GIVEN REQUEST.
Your task is to copy the material exactly.

━━ MATERIALS PROVIDED ━━

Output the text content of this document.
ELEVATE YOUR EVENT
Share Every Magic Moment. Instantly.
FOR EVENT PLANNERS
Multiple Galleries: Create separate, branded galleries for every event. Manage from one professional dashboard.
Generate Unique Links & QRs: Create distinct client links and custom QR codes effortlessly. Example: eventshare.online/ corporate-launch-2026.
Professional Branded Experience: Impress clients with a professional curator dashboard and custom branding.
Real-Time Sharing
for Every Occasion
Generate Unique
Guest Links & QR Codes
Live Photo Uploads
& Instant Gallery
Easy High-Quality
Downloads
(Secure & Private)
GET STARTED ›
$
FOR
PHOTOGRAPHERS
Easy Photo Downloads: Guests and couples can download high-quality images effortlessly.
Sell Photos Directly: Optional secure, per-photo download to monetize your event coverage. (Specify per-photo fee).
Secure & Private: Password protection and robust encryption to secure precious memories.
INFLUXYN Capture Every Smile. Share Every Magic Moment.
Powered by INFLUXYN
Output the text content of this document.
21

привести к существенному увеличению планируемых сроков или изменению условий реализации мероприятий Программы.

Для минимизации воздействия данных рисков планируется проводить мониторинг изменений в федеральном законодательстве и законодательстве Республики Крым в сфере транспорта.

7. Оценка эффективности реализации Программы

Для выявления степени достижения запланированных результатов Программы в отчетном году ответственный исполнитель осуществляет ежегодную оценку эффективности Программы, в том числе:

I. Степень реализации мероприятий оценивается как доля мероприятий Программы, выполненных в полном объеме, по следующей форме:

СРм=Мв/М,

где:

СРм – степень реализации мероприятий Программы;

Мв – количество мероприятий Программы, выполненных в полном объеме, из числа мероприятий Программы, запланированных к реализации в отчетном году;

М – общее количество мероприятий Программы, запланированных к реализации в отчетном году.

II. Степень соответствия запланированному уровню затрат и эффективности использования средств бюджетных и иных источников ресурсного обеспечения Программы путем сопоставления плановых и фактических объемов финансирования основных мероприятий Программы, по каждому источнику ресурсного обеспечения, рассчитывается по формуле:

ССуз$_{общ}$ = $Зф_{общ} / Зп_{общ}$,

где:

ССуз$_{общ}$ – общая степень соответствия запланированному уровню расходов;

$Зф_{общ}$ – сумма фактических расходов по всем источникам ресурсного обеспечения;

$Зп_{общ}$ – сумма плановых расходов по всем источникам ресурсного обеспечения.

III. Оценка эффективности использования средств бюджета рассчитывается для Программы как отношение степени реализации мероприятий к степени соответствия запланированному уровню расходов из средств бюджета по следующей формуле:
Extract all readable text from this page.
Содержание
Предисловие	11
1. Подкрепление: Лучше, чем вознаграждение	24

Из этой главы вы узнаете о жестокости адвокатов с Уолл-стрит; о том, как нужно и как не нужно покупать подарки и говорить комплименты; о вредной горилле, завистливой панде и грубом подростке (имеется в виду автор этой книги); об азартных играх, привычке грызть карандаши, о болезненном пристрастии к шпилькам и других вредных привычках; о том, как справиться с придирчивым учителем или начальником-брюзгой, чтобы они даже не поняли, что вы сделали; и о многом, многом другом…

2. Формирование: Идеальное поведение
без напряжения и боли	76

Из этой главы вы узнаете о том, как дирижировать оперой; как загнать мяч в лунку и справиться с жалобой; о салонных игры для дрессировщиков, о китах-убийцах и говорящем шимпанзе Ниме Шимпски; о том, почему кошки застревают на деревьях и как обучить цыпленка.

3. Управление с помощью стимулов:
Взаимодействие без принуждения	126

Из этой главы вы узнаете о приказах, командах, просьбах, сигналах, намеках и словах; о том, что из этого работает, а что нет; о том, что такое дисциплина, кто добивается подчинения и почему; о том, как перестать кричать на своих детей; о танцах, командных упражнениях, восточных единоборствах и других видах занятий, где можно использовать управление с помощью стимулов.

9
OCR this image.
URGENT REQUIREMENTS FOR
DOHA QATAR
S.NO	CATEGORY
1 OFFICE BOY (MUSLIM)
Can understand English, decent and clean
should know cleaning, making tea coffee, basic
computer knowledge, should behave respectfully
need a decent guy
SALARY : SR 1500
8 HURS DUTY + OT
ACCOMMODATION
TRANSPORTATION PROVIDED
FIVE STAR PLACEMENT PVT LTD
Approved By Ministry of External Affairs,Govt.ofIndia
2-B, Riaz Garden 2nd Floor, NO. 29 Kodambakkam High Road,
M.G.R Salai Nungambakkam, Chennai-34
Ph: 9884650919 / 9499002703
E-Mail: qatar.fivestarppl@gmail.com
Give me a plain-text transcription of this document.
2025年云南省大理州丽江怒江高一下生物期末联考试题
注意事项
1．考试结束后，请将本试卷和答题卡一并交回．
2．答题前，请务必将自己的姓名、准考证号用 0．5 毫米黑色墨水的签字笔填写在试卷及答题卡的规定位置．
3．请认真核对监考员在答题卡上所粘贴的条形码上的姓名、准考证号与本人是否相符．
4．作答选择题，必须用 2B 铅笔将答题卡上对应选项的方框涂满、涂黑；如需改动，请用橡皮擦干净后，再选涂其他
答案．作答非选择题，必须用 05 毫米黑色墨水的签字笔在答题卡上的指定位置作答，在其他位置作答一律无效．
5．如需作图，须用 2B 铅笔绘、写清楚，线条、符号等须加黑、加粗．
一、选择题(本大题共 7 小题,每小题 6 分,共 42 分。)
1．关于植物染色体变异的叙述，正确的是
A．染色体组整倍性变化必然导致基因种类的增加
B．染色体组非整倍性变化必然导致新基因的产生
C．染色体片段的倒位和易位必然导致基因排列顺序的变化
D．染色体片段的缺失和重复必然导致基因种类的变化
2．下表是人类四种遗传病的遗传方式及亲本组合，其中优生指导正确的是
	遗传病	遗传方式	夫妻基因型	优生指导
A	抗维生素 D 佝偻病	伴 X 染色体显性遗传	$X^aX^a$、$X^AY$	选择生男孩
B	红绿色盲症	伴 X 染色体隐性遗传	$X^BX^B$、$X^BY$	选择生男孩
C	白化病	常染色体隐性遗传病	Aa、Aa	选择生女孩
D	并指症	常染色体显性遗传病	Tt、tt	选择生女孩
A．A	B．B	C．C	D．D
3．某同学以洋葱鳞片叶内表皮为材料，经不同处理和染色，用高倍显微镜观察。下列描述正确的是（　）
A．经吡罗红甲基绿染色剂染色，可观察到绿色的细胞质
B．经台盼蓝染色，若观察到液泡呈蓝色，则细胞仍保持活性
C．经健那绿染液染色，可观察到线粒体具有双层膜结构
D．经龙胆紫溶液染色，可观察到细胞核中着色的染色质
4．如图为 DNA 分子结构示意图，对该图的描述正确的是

━━━

SOLUTION BELOW.
Output the text content of this document.
ELEVATE YOUR EVENT
Share Every Magic Moment. Instantly.
FOR EVENT PLANNERS
Multiple Galleries: Create separate, branded galleries for every event. Manage from one professional dashboard.
Generate Unique Links & QRs: Create distinct client links and custom QR codes effortlessly. Example: eventshare.online/ corporate-launch-2026.
Professional Branded Experience: Impress clients with a professional curator dashboard and custom branding.
Real-Time Sharing
for Every Occasion
Generate Unique
Guest Links & QR Codes
Live Photo Uploads
& Instant Gallery
Easy High-Quality
Downloads
(Secure & Private)
GET STARTED ›
$
FOR
PHOTOGRAPHERS
Easy Photo Downloads: Guests and couples can download high-quality images effortlessly.
Sell Photos Directly: Optional secure, per-photo download to monetize your event coverage. (Specify per-photo fee).
Secure & Private: Password protection and robust encryption to secure precious memories.
INFLUXYN Capture Every Smile. Share Every Magic Moment.
Powered by INFLUXYN
Output the text content of this document.
21

привести к существенному увеличению планируемых сроков или изменению условий реализации мероприятий Программы.

Для минимизации воздействия данных рисков планируется проводить мониторинг изменений в федеральном законодательстве и законодательстве Республики Крым в сфере транспорта.

7. Оценка эффективности реализации Программы

Для выявления степени достижения запланированных результатов Программы в отчетном году ответственный исполнитель осуществляет ежегодную оценку эффективности Программы, в том числе:

I. Степень реализации мероприятий оценивается как доля мероприятий Программы, выполненных в полном объеме, по следующей форме:

СРм=Мв/М,

где:

СРм – степень реализации мероприятий Программы;

Мв – количество мероприятий Программы, выполненных в полном объеме, из числа мероприятий Программы, запланированных к реализации в отчетном году;

М – общее количество мероприятий Программы, запланированных к реализации в отчетном году.

II. Степень соответствия запланированному уровню затрат и эффективности использования средств бюджетных и иных источников ресурсного обеспечения Программы путем сопоставления плановых и фактических объемов финансирования основных мероприятий Программы, по каждому источнику ресурсного обеспечения, рассчитывается по формуле:

ССуз$_{общ}$ = $Зф_{общ} / Зп_{общ}$,

где:

ССуз$_{общ}$ – общая степень соответствия запланированному уровню расходов;

$Зф_{общ}$ – сумма фактических расходов по всем источникам ресурсного обеспечения;

$Зп_{общ}$ – сумма плановых расходов по всем источникам ресурсного обеспечения.

III. Оценка эффективности использования средств бюджета рассчитывается для Программы как отношение степени реализации мероприятий к степени соответствия запланированному уровню расходов из средств бюджета по следующей формуле:
Extract all readable text from this page.
Содержание
Предисловие	11
1. Подкрепление: Лучше, чем вознаграждение	24

Из этой главы вы узнаете о жестокости адвокатов с Уолл-стрит; о том, как нужно и как не нужно покупать подарки и говорить комплименты; о вредной горилле, завистливой панде и грубом подростке (имеется в виду автор этой книги); об азартных играх, привычке грызть карандаши, о болезненном пристрастии к шпилькам и других вредных привычках; о том, как справиться с придирчивым учителем или начальником-брюзгой, чтобы они даже не поняли, что вы сделали; и о многом, многом другом…

2. Формирование: Идеальное поведение
без напряжения и боли	76

Из этой главы вы узнаете о том, как дирижировать оперой; как загнать мяч в лунку и справиться с жалобой; о салонных игры для дрессировщиков, о китах-убийцах и говорящем шимпанзе Ниме Шимпски; о том, почему кошки застревают на деревьях и как обучить цыпленка.

3. Управление с помощью стимулов:
Взаимодействие без принуждения	126

Из этой главы вы узнаете о приказах, командах, просьбах, сигналах, намеках и словах; о том, что из этого работает, а что нет; о том, что такое дисциплина, кто добивается подчинения и почему; о том, как перестать кричать на своих детей; о танцах, командных упражнениях, восточных единоборствах и других видах занятий, где можно использовать управление с помощью стимулов.

9
OCR this image.
URGENT REQUIREMENTS FOR
DOHA QATAR
S.NO	CATEGORY
1 OFFICE BOY (MUSLIM)
Can understand English, decent and clean
should know cleaning, making tea coffee, basic
computer knowledge, should behave respectfully
need a decent guy
SALARY : SR 1500
8 HURS DUTY + OT
ACCOMMODATION
TRANSPORTATION PROVIDED
FIVE STAR PLACEMENT PVT LTD
Approved By Ministry of External Affairs,Govt.ofIndia
2-B, Riaz Garden 2nd Floor, NO. 29 Kodambakkam High Road,
M.G.R Salai Nungambakkam, Chennai-34
Ph: 9884650919 / 9499002703
E-Mail: qatar.fivestarppl@gmail.com
Give me a plain-text transcription of this document.
2025年云南省大理州丽江怒江高一下生物期末联考试题
注意事项
1．考试结束后，请将本试卷和答题卡一并交回．
2．答题前，请务必将自己的姓名、准考证号用 0．5 毫米黑色墨水的签字笔填写在试卷及答题卡的规定位置．
3．请认真核对监考员在答题卡上所粘贴的条形码上的姓名、准考证号与本人是否相符．
4．作答选择题，必须用 2B 铅笔将答题卡上对应选项的方框涂满、涂黑；如需改动，请用橡皮擦干净后，再选涂其他
答案．作答非选择题，必须用 05 毫米黑色墨水的签字笔在答题卡上的指定位置作答，在其他位置作答一律无效．
5．如需作图，须用 2B 铅笔绘、写清楚，线条、符号等须加黑、加粗．
一、选择题(本大题共 7 小题,每小题 6 分,共 42 分。)
1．关于植物染色体变异的叙述，正确的是
A．染色体组整倍性变化必然导致基因种类的增加
B．染色体组非整倍性变化必然导致新基因的产生
C．染色体片段的倒位和易位必然导致基因排列顺序的变化
D．染色体片段的缺失和重复必然导致基因种类的变化
2．下表是人类四种遗传病的遗传方式及亲本组合，其中优生指导正确的是
	遗传病	遗传方式	夫妻基因型	优生指导
A	抗维生素 D 佝偻病	伴 X 染色体显性遗传	$X^aX^a$、$X^AY$	选择生男孩
B	红绿色盲症	伴 X 染色体隐性遗传	$X^BX^B$、$X^BY$	选择生男孩
C	白化病	常染色体隐性遗传病	Aa、Aa	选择生女孩
D	并指症	常染色体显性遗传病	Tt、tt	选择生女孩
A．A	B．B	C．C	D．D
3．某同学以洋葱鳞片叶内表皮为材料，经不同处理和染色，用高倍显微镜观察。下列描述正确的是（　）
A．经吡罗红甲基绿染色剂染色，可观察到绿色的细胞质
B．经台盼蓝染色，若观察到液泡呈蓝色，则细胞仍保持活性
C．经健那绿染液染色，可观察到线粒体具有双层膜结构
D．经龙胆紫溶液染色，可观察到细胞核中着色的染色质
4．如图为 DNA 分子结构示意图，对该图的描述正确的是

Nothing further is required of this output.